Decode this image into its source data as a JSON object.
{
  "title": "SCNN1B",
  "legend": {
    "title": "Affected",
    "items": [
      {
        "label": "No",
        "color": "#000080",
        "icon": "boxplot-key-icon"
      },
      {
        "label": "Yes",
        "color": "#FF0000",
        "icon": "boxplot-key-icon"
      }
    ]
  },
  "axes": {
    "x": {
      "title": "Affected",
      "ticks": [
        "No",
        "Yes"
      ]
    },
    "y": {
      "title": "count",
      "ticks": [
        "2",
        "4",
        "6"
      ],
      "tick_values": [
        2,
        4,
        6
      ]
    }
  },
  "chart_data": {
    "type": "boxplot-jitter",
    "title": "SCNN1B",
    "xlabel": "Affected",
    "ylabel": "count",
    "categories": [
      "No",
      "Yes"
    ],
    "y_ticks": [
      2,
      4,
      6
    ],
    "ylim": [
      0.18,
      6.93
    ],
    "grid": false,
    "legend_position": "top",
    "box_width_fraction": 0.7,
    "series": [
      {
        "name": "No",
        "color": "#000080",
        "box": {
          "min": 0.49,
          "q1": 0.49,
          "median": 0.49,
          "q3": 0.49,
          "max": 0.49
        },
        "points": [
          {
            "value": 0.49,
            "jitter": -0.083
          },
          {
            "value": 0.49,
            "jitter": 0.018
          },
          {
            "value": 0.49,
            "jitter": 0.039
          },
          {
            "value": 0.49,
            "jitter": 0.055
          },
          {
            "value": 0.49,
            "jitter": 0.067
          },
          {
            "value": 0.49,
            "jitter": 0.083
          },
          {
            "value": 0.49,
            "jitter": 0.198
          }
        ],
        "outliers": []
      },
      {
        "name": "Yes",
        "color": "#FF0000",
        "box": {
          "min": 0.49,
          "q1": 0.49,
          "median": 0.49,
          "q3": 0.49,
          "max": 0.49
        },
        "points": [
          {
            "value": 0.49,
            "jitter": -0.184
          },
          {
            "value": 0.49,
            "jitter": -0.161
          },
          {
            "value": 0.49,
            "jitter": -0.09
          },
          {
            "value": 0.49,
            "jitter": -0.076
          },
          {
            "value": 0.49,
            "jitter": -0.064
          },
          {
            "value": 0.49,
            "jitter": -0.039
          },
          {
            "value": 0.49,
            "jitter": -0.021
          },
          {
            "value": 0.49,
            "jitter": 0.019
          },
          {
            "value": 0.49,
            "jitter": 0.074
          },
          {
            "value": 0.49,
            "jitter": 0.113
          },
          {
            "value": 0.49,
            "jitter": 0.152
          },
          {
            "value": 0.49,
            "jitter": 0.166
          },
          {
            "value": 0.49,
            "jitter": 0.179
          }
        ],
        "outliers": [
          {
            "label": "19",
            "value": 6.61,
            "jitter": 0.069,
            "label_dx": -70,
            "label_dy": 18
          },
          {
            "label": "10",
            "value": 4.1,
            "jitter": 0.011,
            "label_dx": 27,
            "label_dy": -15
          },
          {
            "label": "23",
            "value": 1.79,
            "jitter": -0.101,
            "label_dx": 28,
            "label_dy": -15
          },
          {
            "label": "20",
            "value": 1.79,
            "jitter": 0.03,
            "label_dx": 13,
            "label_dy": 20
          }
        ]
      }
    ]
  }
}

Problem requirements: Extract all the material, leaving every line as it is.

Exercise result:
Decode this image into its source data as a JSON object.
{
  "title": "SCNN1B",
  "legend": {
    "title": "Affected",
    "items": [
      {
        "label": "No",
        "color": "#000080",
        "icon": "boxplot-key-icon"
      },
      {
        "label": "Yes",
        "color": "#FF0000",
        "icon": "boxplot-key-icon"
      }
    ]
  },
  "axes": {
    "x": {
      "title": "Affected",
      "ticks": [
        "No",
        "Yes"
      ]
    },
    "y": {
      "title": "count",
      "ticks": [
        "2",
        "4",
        "6"
      ],
      "tick_values": [
        2,
        4,
        6
      ]
    }
  },
  "chart_data": {
    "type": "boxplot-jitter",
    "title": "SCNN1B",
    "xlabel": "Affected",
    "ylabel": "count",
    "categories": [
      "No",
      "Yes"
    ],
    "y_ticks": [
      2,
      4,
      6
    ],
    "ylim": [
      0.18,
      6.93
    ],
    "grid": false,
    "legend_position": "top",
    "box_width_fraction": 0.7,
    "series": [
      {
        "name": "No",
        "color": "#000080",
        "box": {
          "min": 0.49,
          "q1": 0.49,
          "median": 0.49,
          "q3": 0.49,
          "max": 0.49
        },
        "points": [
          {
            "value": 0.49,
            "jitter": -0.083
          },
          {
            "value": 0.49,
            "jitter": 0.018
          },
          {
            "value": 0.49,
            "jitter": 0.039
          },
          {
            "value": 0.49,
            "jitter": 0.055
          },
          {
            "value": 0.49,
            "jitter": 0.067
          },
          {
            "value": 0.49,
            "jitter": 0.083
          },
          {
            "value": 0.49,
            "jitter": 0.198
          }
        ],
        "outliers": []
      },
      {
        "name": "Yes",
        "color": "#FF0000",
        "box": {
          "min": 0.49,
          "q1": 0.49,
          "median": 0.49,
          "q3": 0.49,
          "max": 0.49
        },
        "points": [
          {
            "value": 0.49,
            "jitter": -0.184
          },
          {
            "value": 0.49,
            "jitter": -0.161
          },
          {
            "value": 0.49,
            "jitter": -0.09
          },
          {
            "value": 0.49,
            "jitter": -0.076
          },
          {
            "value": 0.49,
            "jitter": -0.064
          },
          {
            "value": 0.49,
            "jitter": -0.039
          },
          {
            "value": 0.49,
            "jitter": -0.021
          },
          {
            "value": 0.49,
            "jitter": 0.019
          },
          {
            "value": 0.49,
            "jitter": 0.074
          },
          {
            "value": 0.49,
            "jitter": 0.113
          },
          {
            "value": 0.49,
            "jitter": 0.152
          },
          {
            "value": 0.49,
            "jitter": 0.166
          },
          {
            "value": 0.49,
            "jitter": 0.179
          }
        ],
        "outliers": [
          {
            "label": "19",
            "value": 6.61,
            "jitter": 0.069,
            "label_dx": -70,
            "label_dy": 18
          },
          {
            "label": "10",
            "value": 4.1,
            "jitter": 0.011,
            "label_dx": 27,
            "label_dy": -15
          },
          {
            "label": "23",
            "value": 1.79,
            "jitter": -0.101,
            "label_dx": 28,
            "label_dy": -15
          },
          {
            "label": "20",
            "value": 1.79,
            "jitter": 0.03,
            "label_dx": 13,
            "label_dy": 20
          }
        ]
      }
    ]
  }
}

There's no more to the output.